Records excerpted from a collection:

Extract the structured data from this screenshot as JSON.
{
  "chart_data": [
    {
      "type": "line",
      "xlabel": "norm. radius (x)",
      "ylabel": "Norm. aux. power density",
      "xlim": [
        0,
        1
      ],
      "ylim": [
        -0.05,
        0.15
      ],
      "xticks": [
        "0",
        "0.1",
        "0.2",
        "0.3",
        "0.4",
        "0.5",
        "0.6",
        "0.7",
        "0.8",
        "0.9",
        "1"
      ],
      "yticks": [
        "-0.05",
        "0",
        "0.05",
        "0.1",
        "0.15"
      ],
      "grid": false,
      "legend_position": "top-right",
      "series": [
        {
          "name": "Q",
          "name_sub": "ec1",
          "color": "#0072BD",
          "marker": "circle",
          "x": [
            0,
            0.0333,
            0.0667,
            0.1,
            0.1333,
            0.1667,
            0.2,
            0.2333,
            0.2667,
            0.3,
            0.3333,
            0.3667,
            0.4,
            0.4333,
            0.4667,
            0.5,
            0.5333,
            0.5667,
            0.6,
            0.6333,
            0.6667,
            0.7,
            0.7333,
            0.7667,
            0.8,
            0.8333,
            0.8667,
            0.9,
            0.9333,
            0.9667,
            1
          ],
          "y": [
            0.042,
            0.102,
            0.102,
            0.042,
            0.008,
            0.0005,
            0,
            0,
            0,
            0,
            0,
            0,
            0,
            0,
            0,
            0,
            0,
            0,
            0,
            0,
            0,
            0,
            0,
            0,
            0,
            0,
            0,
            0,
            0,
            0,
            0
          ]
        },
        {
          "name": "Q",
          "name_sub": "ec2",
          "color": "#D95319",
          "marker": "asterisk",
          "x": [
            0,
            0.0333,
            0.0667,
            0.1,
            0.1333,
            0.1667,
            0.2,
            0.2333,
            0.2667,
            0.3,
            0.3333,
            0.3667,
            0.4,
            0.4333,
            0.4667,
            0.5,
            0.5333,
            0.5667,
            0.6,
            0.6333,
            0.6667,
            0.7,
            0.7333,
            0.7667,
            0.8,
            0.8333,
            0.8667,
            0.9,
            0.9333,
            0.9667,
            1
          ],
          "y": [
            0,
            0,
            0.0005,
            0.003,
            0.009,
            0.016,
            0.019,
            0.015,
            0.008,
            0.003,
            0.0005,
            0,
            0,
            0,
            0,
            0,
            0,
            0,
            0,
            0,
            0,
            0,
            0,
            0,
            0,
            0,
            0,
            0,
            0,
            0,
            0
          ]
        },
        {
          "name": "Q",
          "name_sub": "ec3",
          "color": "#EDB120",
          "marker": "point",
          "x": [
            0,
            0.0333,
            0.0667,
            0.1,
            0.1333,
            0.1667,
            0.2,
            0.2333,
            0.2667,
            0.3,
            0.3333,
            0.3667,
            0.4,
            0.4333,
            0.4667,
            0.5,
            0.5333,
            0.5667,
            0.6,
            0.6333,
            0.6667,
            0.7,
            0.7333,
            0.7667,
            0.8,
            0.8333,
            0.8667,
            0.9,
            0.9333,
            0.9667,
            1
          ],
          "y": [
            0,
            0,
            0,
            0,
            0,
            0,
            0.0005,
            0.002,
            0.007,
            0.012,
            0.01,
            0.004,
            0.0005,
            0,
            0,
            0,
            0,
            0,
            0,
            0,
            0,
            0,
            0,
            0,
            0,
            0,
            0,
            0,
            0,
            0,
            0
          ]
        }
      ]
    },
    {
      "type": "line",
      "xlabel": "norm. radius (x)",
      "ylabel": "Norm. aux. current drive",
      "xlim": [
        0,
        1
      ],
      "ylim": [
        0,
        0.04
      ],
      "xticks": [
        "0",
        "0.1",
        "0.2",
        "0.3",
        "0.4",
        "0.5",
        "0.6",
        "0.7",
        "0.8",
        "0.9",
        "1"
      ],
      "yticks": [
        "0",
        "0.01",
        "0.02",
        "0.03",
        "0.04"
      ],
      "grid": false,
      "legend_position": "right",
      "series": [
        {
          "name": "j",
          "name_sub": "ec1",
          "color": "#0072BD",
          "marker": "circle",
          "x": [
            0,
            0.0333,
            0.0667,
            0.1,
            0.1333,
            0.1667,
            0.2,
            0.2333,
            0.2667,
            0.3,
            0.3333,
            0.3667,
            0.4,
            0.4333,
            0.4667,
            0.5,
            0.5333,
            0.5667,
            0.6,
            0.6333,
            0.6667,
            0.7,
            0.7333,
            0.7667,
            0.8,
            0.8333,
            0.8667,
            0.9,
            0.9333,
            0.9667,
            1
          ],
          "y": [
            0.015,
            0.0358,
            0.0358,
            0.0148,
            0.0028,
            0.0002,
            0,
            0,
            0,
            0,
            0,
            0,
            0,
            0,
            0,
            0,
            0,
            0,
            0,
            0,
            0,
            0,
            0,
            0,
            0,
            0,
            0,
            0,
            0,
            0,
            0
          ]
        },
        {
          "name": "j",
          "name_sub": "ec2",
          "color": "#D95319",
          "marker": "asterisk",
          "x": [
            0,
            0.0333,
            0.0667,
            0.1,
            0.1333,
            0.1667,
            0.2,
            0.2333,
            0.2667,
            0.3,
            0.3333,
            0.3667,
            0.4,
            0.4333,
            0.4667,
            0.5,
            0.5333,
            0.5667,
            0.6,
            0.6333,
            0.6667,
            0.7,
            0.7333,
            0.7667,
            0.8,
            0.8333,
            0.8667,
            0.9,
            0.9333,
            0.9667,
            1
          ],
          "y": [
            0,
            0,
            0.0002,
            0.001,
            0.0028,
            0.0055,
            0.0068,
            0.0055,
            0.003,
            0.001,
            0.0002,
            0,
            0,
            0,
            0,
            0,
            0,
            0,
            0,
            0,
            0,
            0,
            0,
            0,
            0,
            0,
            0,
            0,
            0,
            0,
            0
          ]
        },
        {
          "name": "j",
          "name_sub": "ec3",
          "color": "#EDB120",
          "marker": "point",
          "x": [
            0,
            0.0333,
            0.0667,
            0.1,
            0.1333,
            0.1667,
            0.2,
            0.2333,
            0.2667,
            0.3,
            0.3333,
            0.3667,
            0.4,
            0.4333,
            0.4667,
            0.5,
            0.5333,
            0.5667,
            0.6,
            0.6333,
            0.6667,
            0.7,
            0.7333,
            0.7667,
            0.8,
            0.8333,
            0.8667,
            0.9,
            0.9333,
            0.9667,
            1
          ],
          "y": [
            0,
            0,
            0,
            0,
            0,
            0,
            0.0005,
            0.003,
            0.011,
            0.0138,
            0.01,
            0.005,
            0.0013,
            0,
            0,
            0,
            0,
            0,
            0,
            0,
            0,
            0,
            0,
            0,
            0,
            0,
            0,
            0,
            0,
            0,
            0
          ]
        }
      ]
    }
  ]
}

• **THE PROBLEM**
Where does the word "right" appear in the listing? List each line that holds it.

• **FINAL RESULT**
      "legend_position": "top-right",
      "legend_position": "right",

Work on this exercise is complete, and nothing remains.